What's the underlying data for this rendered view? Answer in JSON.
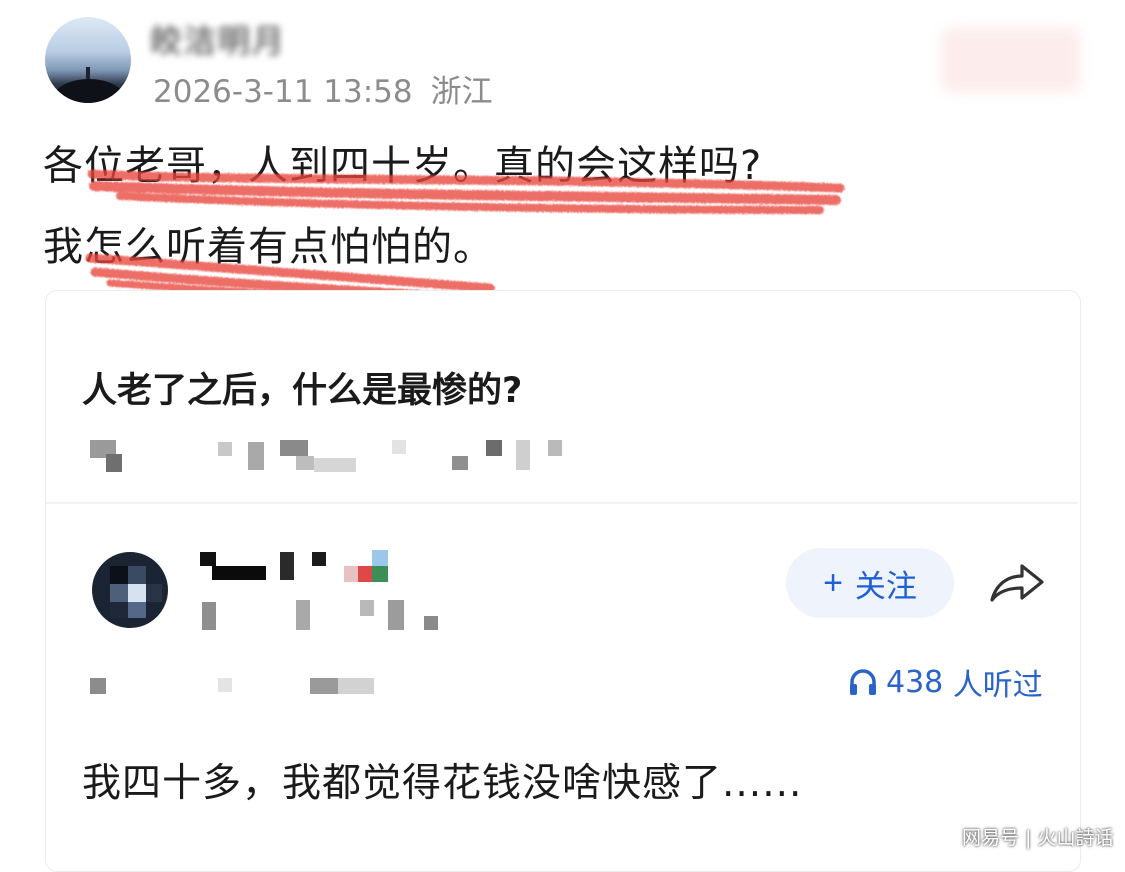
{
  "post": {
    "author_name": "皎洁明月",
    "timestamp": "2026-3-11 13:58",
    "location": "浙江",
    "text_line1": "各位老哥，人到四十岁。真的会这样吗?",
    "text_line2": "我怎么听着有点怕怕的。",
    "highlight_color": "#e8453c"
  },
  "shared_card": {
    "question": "人老了之后，什么是最惨的?",
    "follow_button": {
      "icon": "plus-icon",
      "label": "关注"
    },
    "share_icon": "share-arrow-icon",
    "listen": {
      "icon": "headphones-icon",
      "count": "438",
      "suffix": "人听过"
    },
    "answer_text": "我四十多，我都觉得花钱没啥快感了......",
    "accent_color": "#1f5fd6"
  },
  "watermark": "网易号 | 火山詩话"
}
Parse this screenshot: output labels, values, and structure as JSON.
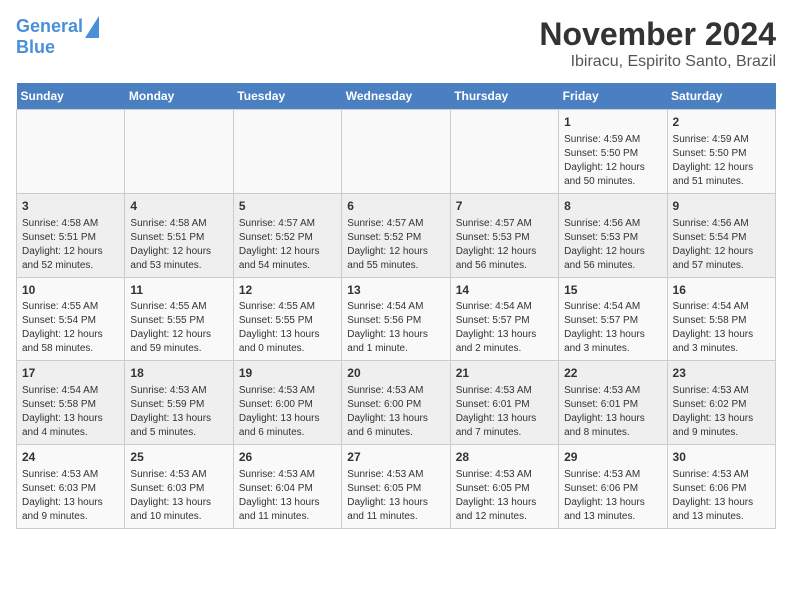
{
  "header": {
    "logo_line1": "General",
    "logo_line2": "Blue",
    "title": "November 2024",
    "subtitle": "Ibiracu, Espirito Santo, Brazil"
  },
  "days_of_week": [
    "Sunday",
    "Monday",
    "Tuesday",
    "Wednesday",
    "Thursday",
    "Friday",
    "Saturday"
  ],
  "weeks": [
    [
      {
        "day": "",
        "info": ""
      },
      {
        "day": "",
        "info": ""
      },
      {
        "day": "",
        "info": ""
      },
      {
        "day": "",
        "info": ""
      },
      {
        "day": "",
        "info": ""
      },
      {
        "day": "1",
        "info": "Sunrise: 4:59 AM\nSunset: 5:50 PM\nDaylight: 12 hours and 50 minutes."
      },
      {
        "day": "2",
        "info": "Sunrise: 4:59 AM\nSunset: 5:50 PM\nDaylight: 12 hours and 51 minutes."
      }
    ],
    [
      {
        "day": "3",
        "info": "Sunrise: 4:58 AM\nSunset: 5:51 PM\nDaylight: 12 hours and 52 minutes."
      },
      {
        "day": "4",
        "info": "Sunrise: 4:58 AM\nSunset: 5:51 PM\nDaylight: 12 hours and 53 minutes."
      },
      {
        "day": "5",
        "info": "Sunrise: 4:57 AM\nSunset: 5:52 PM\nDaylight: 12 hours and 54 minutes."
      },
      {
        "day": "6",
        "info": "Sunrise: 4:57 AM\nSunset: 5:52 PM\nDaylight: 12 hours and 55 minutes."
      },
      {
        "day": "7",
        "info": "Sunrise: 4:57 AM\nSunset: 5:53 PM\nDaylight: 12 hours and 56 minutes."
      },
      {
        "day": "8",
        "info": "Sunrise: 4:56 AM\nSunset: 5:53 PM\nDaylight: 12 hours and 56 minutes."
      },
      {
        "day": "9",
        "info": "Sunrise: 4:56 AM\nSunset: 5:54 PM\nDaylight: 12 hours and 57 minutes."
      }
    ],
    [
      {
        "day": "10",
        "info": "Sunrise: 4:55 AM\nSunset: 5:54 PM\nDaylight: 12 hours and 58 minutes."
      },
      {
        "day": "11",
        "info": "Sunrise: 4:55 AM\nSunset: 5:55 PM\nDaylight: 12 hours and 59 minutes."
      },
      {
        "day": "12",
        "info": "Sunrise: 4:55 AM\nSunset: 5:55 PM\nDaylight: 13 hours and 0 minutes."
      },
      {
        "day": "13",
        "info": "Sunrise: 4:54 AM\nSunset: 5:56 PM\nDaylight: 13 hours and 1 minute."
      },
      {
        "day": "14",
        "info": "Sunrise: 4:54 AM\nSunset: 5:57 PM\nDaylight: 13 hours and 2 minutes."
      },
      {
        "day": "15",
        "info": "Sunrise: 4:54 AM\nSunset: 5:57 PM\nDaylight: 13 hours and 3 minutes."
      },
      {
        "day": "16",
        "info": "Sunrise: 4:54 AM\nSunset: 5:58 PM\nDaylight: 13 hours and 3 minutes."
      }
    ],
    [
      {
        "day": "17",
        "info": "Sunrise: 4:54 AM\nSunset: 5:58 PM\nDaylight: 13 hours and 4 minutes."
      },
      {
        "day": "18",
        "info": "Sunrise: 4:53 AM\nSunset: 5:59 PM\nDaylight: 13 hours and 5 minutes."
      },
      {
        "day": "19",
        "info": "Sunrise: 4:53 AM\nSunset: 6:00 PM\nDaylight: 13 hours and 6 minutes."
      },
      {
        "day": "20",
        "info": "Sunrise: 4:53 AM\nSunset: 6:00 PM\nDaylight: 13 hours and 6 minutes."
      },
      {
        "day": "21",
        "info": "Sunrise: 4:53 AM\nSunset: 6:01 PM\nDaylight: 13 hours and 7 minutes."
      },
      {
        "day": "22",
        "info": "Sunrise: 4:53 AM\nSunset: 6:01 PM\nDaylight: 13 hours and 8 minutes."
      },
      {
        "day": "23",
        "info": "Sunrise: 4:53 AM\nSunset: 6:02 PM\nDaylight: 13 hours and 9 minutes."
      }
    ],
    [
      {
        "day": "24",
        "info": "Sunrise: 4:53 AM\nSunset: 6:03 PM\nDaylight: 13 hours and 9 minutes."
      },
      {
        "day": "25",
        "info": "Sunrise: 4:53 AM\nSunset: 6:03 PM\nDaylight: 13 hours and 10 minutes."
      },
      {
        "day": "26",
        "info": "Sunrise: 4:53 AM\nSunset: 6:04 PM\nDaylight: 13 hours and 11 minutes."
      },
      {
        "day": "27",
        "info": "Sunrise: 4:53 AM\nSunset: 6:05 PM\nDaylight: 13 hours and 11 minutes."
      },
      {
        "day": "28",
        "info": "Sunrise: 4:53 AM\nSunset: 6:05 PM\nDaylight: 13 hours and 12 minutes."
      },
      {
        "day": "29",
        "info": "Sunrise: 4:53 AM\nSunset: 6:06 PM\nDaylight: 13 hours and 13 minutes."
      },
      {
        "day": "30",
        "info": "Sunrise: 4:53 AM\nSunset: 6:06 PM\nDaylight: 13 hours and 13 minutes."
      }
    ]
  ]
}
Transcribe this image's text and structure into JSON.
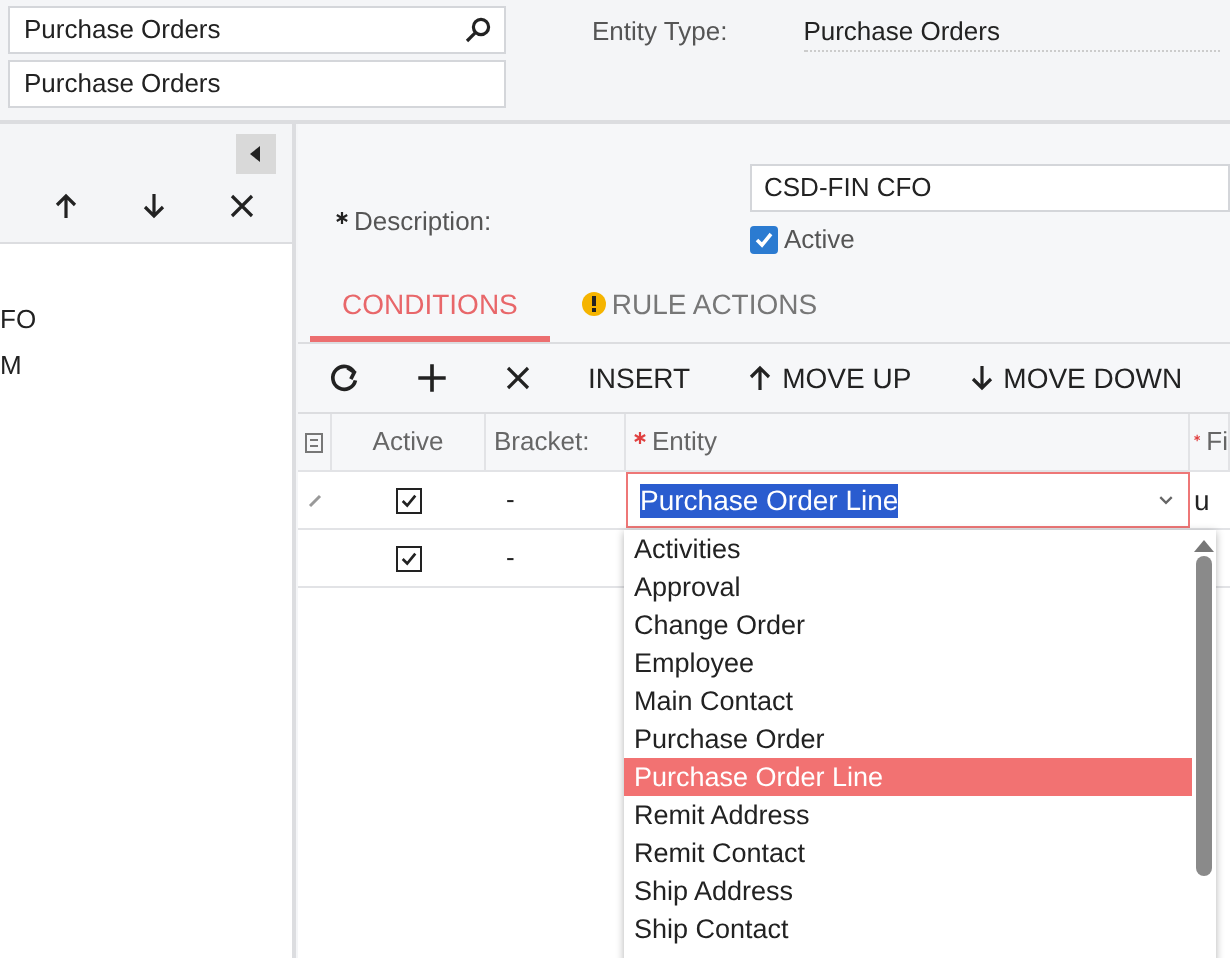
{
  "header": {
    "search_field": {
      "value": "Purchase Orders"
    },
    "name_field": {
      "value": "Purchase Orders"
    },
    "entity_type": {
      "label": "Entity Type:",
      "value": "Purchase Orders"
    }
  },
  "left_panel": {
    "items": [
      {
        "label": "FO"
      },
      {
        "label": "M"
      }
    ]
  },
  "form": {
    "description": {
      "label": "Description:",
      "value": "CSD-FIN CFO"
    },
    "active": {
      "label": "Active",
      "checked": true
    }
  },
  "tabs": [
    {
      "label": "CONDITIONS",
      "selected": true,
      "warning": false
    },
    {
      "label": "RULE ACTIONS",
      "selected": false,
      "warning": true
    }
  ],
  "toolbar": [
    {
      "kind": "refresh"
    },
    {
      "kind": "add"
    },
    {
      "kind": "delete"
    },
    {
      "kind": "text",
      "label": "INSERT"
    },
    {
      "kind": "up",
      "label": "MOVE UP"
    },
    {
      "kind": "down",
      "label": "MOVE DOWN"
    }
  ],
  "table": {
    "columns": [
      {
        "label": "Active",
        "required": false
      },
      {
        "label": "Bracket:",
        "required": false
      },
      {
        "label": "Entity",
        "required": true
      },
      {
        "label": "Fi",
        "required": true
      }
    ],
    "rows": [
      {
        "editing": true,
        "active": true,
        "brackets": "-",
        "entity": "Purchase Order Line",
        "column_4": "u"
      },
      {
        "editing": false,
        "active": true,
        "brackets": "-"
      }
    ]
  },
  "dropdown": {
    "items": [
      {
        "label": "Activities",
        "selected": false
      },
      {
        "label": "Approval",
        "selected": false
      },
      {
        "label": "Change Order",
        "selected": false
      },
      {
        "label": "Employee",
        "selected": false
      },
      {
        "label": "Main Contact",
        "selected": false
      },
      {
        "label": "Purchase Order",
        "selected": false
      },
      {
        "label": "Purchase Order Line",
        "selected": true
      },
      {
        "label": "Remit Address",
        "selected": false
      },
      {
        "label": "Remit Contact",
        "selected": false
      },
      {
        "label": "Ship Address",
        "selected": false
      },
      {
        "label": "Ship Contact",
        "selected": false
      }
    ]
  }
}
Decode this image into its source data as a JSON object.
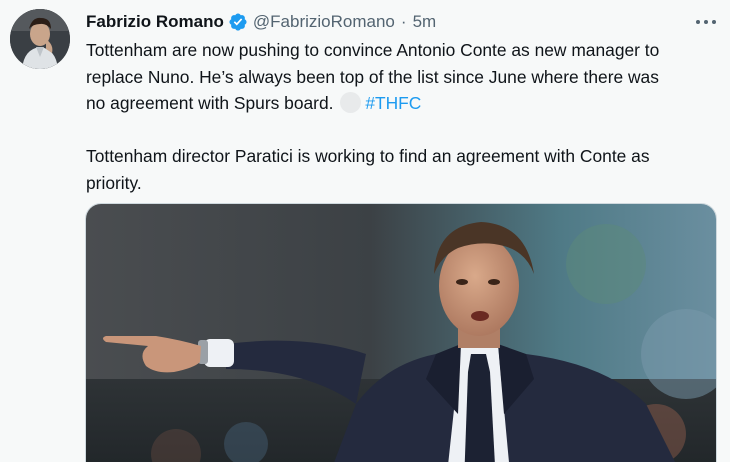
{
  "tweet": {
    "author_name": "Fabrizio Romano",
    "handle": "@FabrizioRomano",
    "separator": "·",
    "time": "5m",
    "paragraph1_line1": "Tottenham are now pushing to convince Antonio Conte as new manager to",
    "paragraph1_line2": "replace Nuno. He’s always been top of the list since June where there was",
    "paragraph1_line3": "no agreement with Spurs board.",
    "hashtag": "#THFC",
    "paragraph2_line1": "Tottenham director Paratici is working to find an agreement with Conte as",
    "paragraph2_line2": "priority."
  },
  "icons": {
    "verified": "verified-badge-icon",
    "more": "more-options-icon"
  },
  "colors": {
    "background": "#f7f9f9",
    "text": "#0f1419",
    "secondary": "#536471",
    "link": "#1d9bf0",
    "verified": "#1d9bf0"
  }
}
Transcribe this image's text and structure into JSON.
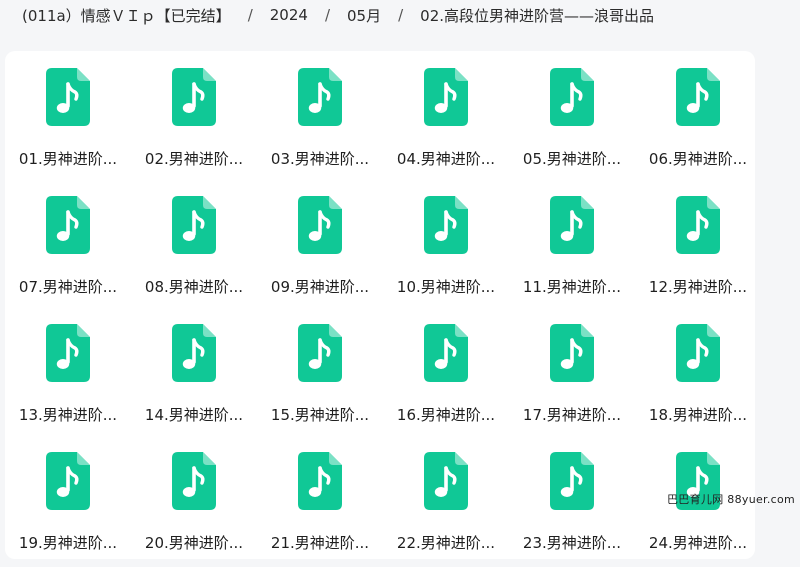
{
  "breadcrumb": [
    "(011a）情感ＶＩｐ【已完结】",
    "2024",
    "05月",
    "02.高段位男神进阶营——浪哥出品"
  ],
  "breadcrumb_separator": "/",
  "icon_color": "#10c896",
  "files": [
    "01.男神进阶...",
    "02.男神进阶...",
    "03.男神进阶...",
    "04.男神进阶...",
    "05.男神进阶...",
    "06.男神进阶...",
    "07.男神进阶...",
    "08.男神进阶...",
    "09.男神进阶...",
    "10.男神进阶...",
    "11.男神进阶...",
    "12.男神进阶...",
    "13.男神进阶...",
    "14.男神进阶...",
    "15.男神进阶...",
    "16.男神进阶...",
    "17.男神进阶...",
    "18.男神进阶...",
    "19.男神进阶...",
    "20.男神进阶...",
    "21.男神进阶...",
    "22.男神进阶...",
    "23.男神进阶...",
    "24.男神进阶..."
  ],
  "watermark": "巴巴育儿网 88yuer.com"
}
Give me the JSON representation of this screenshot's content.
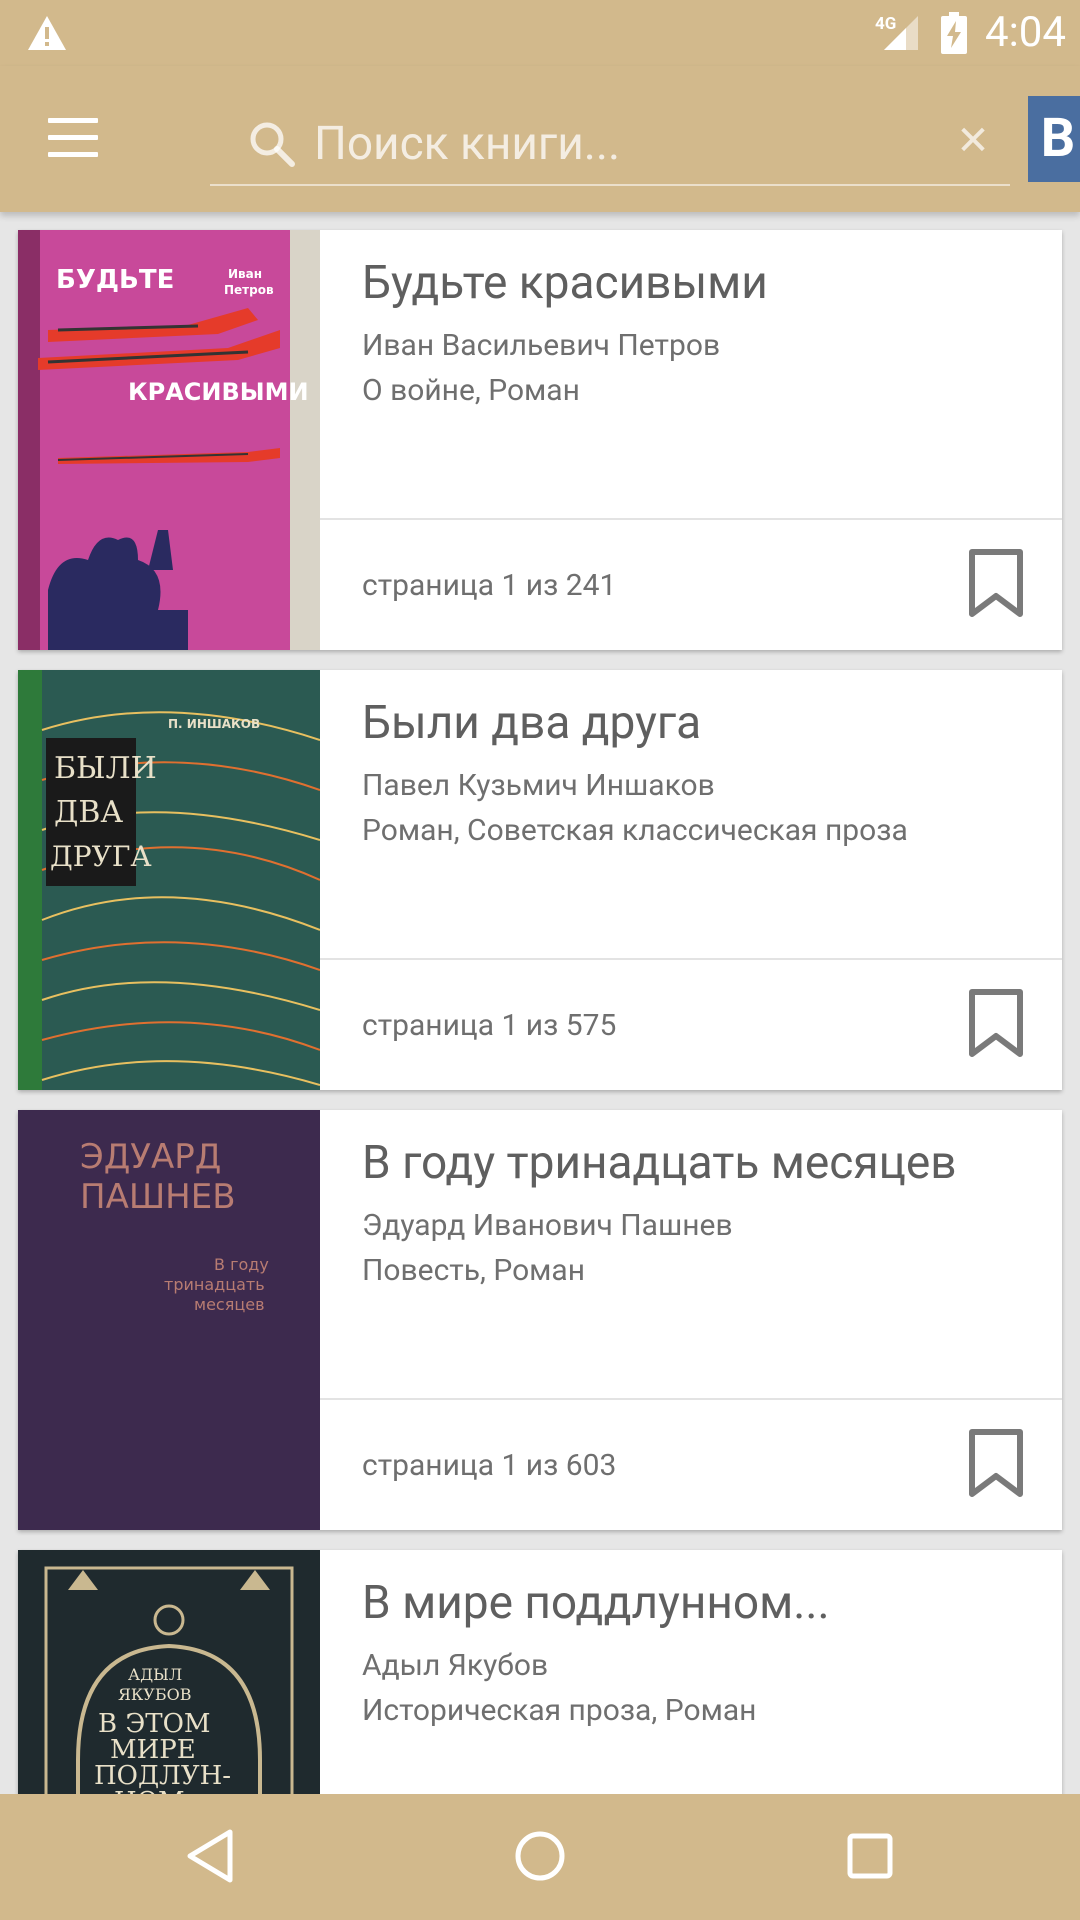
{
  "status_bar": {
    "network": "4G",
    "time": "4:04"
  },
  "toolbar": {
    "search_placeholder": "Поиск книги...",
    "clear_glyph": "✕",
    "vk_label": "В"
  },
  "books": [
    {
      "title": "Будьте красивыми",
      "author": "Иван Васильевич Петров",
      "genres": "О войне, Роман",
      "page": "страница 1 из 241",
      "cover": {
        "title": "БУДЬТЕ КРАСИВЫМИ",
        "author_short": "Иван Петров"
      }
    },
    {
      "title": "Были два друга",
      "author": "Павел Кузьмич Иншаков",
      "genres": "Роман, Советская классическая проза",
      "page": "страница 1 из 575",
      "cover": {
        "title": "БЫЛИ ДВА ДРУГА",
        "author_short": "П. ИНШАКОВ"
      }
    },
    {
      "title": "В году тринадцать месяцев",
      "author": "Эдуард Иванович Пашнев",
      "genres": "Повесть, Роман",
      "page": "страница 1 из 603",
      "cover": {
        "title": "В году тринадцать месяцев",
        "author_short": "ЭДУАРД ПАШНЕВ"
      }
    },
    {
      "title": "В мире поддлунном...",
      "author": "Адыл Якубов",
      "genres": "Историческая проза, Роман",
      "cover": {
        "title": "В ЭТОМ МИРЕ ПОДЛУН-НОМ...",
        "author_short": "АДЫЛ ЯКУБОВ"
      }
    }
  ],
  "colors": {
    "accent": "#d2b98c",
    "vk": "#4a6ea0"
  }
}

Goal of the exercise: State the count of lines that contain the string "verified". Nothing else is needed.

Solution to the problem: 2